WHAT YOU WILL DO:
Output every entry exactly as written, but omit the pictures.

╭─ PROVIDED INFORMATION

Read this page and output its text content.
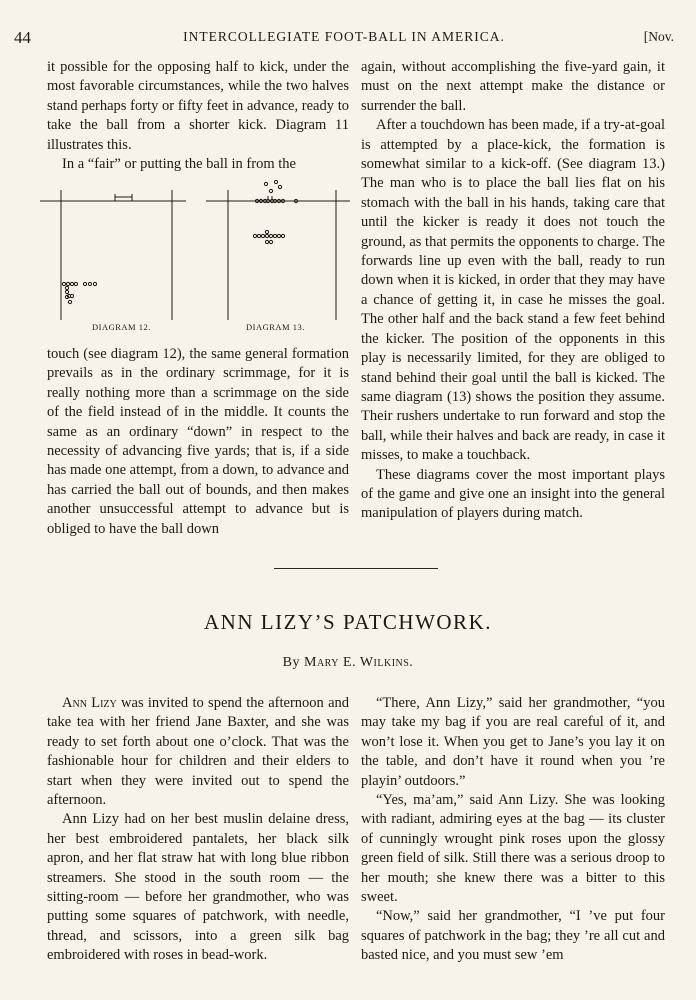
44	INTERCOLLEGIATE FOOT-BALL IN AMERICA.	[Nov.

it possible for the opposing half to kick, under the most favorable circumstances, while the two halves stand perhaps forty or fifty feet in advance, ready to take the ball from a shorter kick. Diagram 11 illustrates this.

In a “fair” or putting the ball in from the

DIAGRAM 12.	DIAGRAM 13.

touch (see diagram 12), the same general formation prevails as in the ordinary scrimmage, for it is really nothing more than a scrimmage on the side of the field instead of in the middle. It counts the same as an ordinary “down” in respect to the necessity of advancing five yards; that is, if a side has made one attempt, from a down, to advance and has carried the ball out of bounds, and then makes another unsuccessful attempt to advance but is obliged to have the ball down

again, without accomplishing the five-yard gain, it must on the next attempt make the distance or surrender the ball.

After a touchdown has been made, if a try-at-goal is attempted by a place-kick, the formation is somewhat similar to a kick-off. (See diagram 13.) The man who is to place the ball lies flat on his stomach with the ball in his hands, taking care that until the kicker is ready it does not touch the ground, as that permits the opponents to charge. The forwards line up even with the ball, ready to run down when it is kicked, in order that they may have a chance of getting it, in case he misses the goal. The other half and the back stand a few feet behind the kicker. The position of the opponents in this play is necessarily limited, for they are obliged to stand behind their goal until the ball is kicked. The same diagram (13) shows the position they assume. Their rushers undertake to run forward and stop the ball, while their halves and back are ready, in case it misses, to make a touchback.

These diagrams cover the most important plays of the game and give one an insight into the general manipulation of players during match.

ANN LIZY’S PATCHWORK.
By Mary E. Wilkins.

Ann Lizy was invited to spend the afternoon and take tea with her friend Jane Baxter, and she was ready to set forth about one o’clock. That was the fashionable hour for children and their elders to start when they were invited out to spend the afternoon.

Ann Lizy had on her best muslin delaine dress, her best embroidered pantalets, her black silk apron, and her flat straw hat with long blue ribbon streamers. She stood in the south room — the sitting-room — before her grandmother, who was putting some squares of patchwork, with needle, thread, and scissors, into a green silk bag embroidered with roses in bead-work.

“There, Ann Lizy,” said her grandmother, “you may take my bag if you are real careful of it, and won’t lose it. When you get to Jane’s you lay it on the table, and don’t have it round when you ’re playin’ outdoors.”

“Yes, ma’am,” said Ann Lizy. She was looking with radiant, admiring eyes at the bag — its cluster of cunningly wrought pink roses upon the glossy green field of silk. Still there was a serious droop to her mouth; she knew there was a bitter to this sweet.

“Now,” said her grandmother, “I ’ve put four squares of patchwork in the bag; they ’re all cut and basted nice, and you must sew ’em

╰─

SOLUTION:
Read this page and output its text content.
44	INTERCOLLEGIATE FOOT-BALL IN AMERICA.	[Nov.

it possible for the opposing half to kick, under the most favorable circumstances, while the two halves stand perhaps forty or fifty feet in advance, ready to take the ball from a shorter kick. Diagram 11 illustrates this.

In a “fair” or putting the ball in from the

DIAGRAM 12.	DIAGRAM 13.

touch (see diagram 12), the same general formation prevails as in the ordinary scrimmage, for it is really nothing more than a scrimmage on the side of the field instead of in the middle. It counts the same as an ordinary “down” in respect to the necessity of advancing five yards; that is, if a side has made one attempt, from a down, to advance and has carried the ball out of bounds, and then makes another unsuccessful attempt to advance but is obliged to have the ball down

again, without accomplishing the five-yard gain, it must on the next attempt make the distance or surrender the ball.

After a touchdown has been made, if a try-at-goal is attempted by a place-kick, the formation is somewhat similar to a kick-off. (See diagram 13.) The man who is to place the ball lies flat on his stomach with the ball in his hands, taking care that until the kicker is ready it does not touch the ground, as that permits the opponents to charge. The forwards line up even with the ball, ready to run down when it is kicked, in order that they may have a chance of getting it, in case he misses the goal. The other half and the back stand a few feet behind the kicker. The position of the opponents in this play is necessarily limited, for they are obliged to stand behind their goal until the ball is kicked. The same diagram (13) shows the position they assume. Their rushers undertake to run forward and stop the ball, while their halves and back are ready, in case it misses, to make a touchback.

These diagrams cover the most important plays of the game and give one an insight into the general manipulation of players during match.

ANN LIZY’S PATCHWORK.
By Mary E. Wilkins.

Ann Lizy was invited to spend the afternoon and take tea with her friend Jane Baxter, and she was ready to set forth about one o’clock. That was the fashionable hour for children and their elders to start when they were invited out to spend the afternoon.

Ann Lizy had on her best muslin delaine dress, her best embroidered pantalets, her black silk apron, and her flat straw hat with long blue ribbon streamers. She stood in the south room — the sitting-room — before her grandmother, who was putting some squares of patchwork, with needle, thread, and scissors, into a green silk bag embroidered with roses in bead-work.

“There, Ann Lizy,” said her grandmother, “you may take my bag if you are real careful of it, and won’t lose it. When you get to Jane’s you lay it on the table, and don’t have it round when you ’re playin’ outdoors.”

“Yes, ma’am,” said Ann Lizy. She was looking with radiant, admiring eyes at the bag — its cluster of cunningly wrought pink roses upon the glossy green field of silk. Still there was a serious droop to her mouth; she knew there was a bitter to this sweet.

“Now,” said her grandmother, “I ’ve put four squares of patchwork in the bag; they ’re all cut and basted nice, and you must sew ’em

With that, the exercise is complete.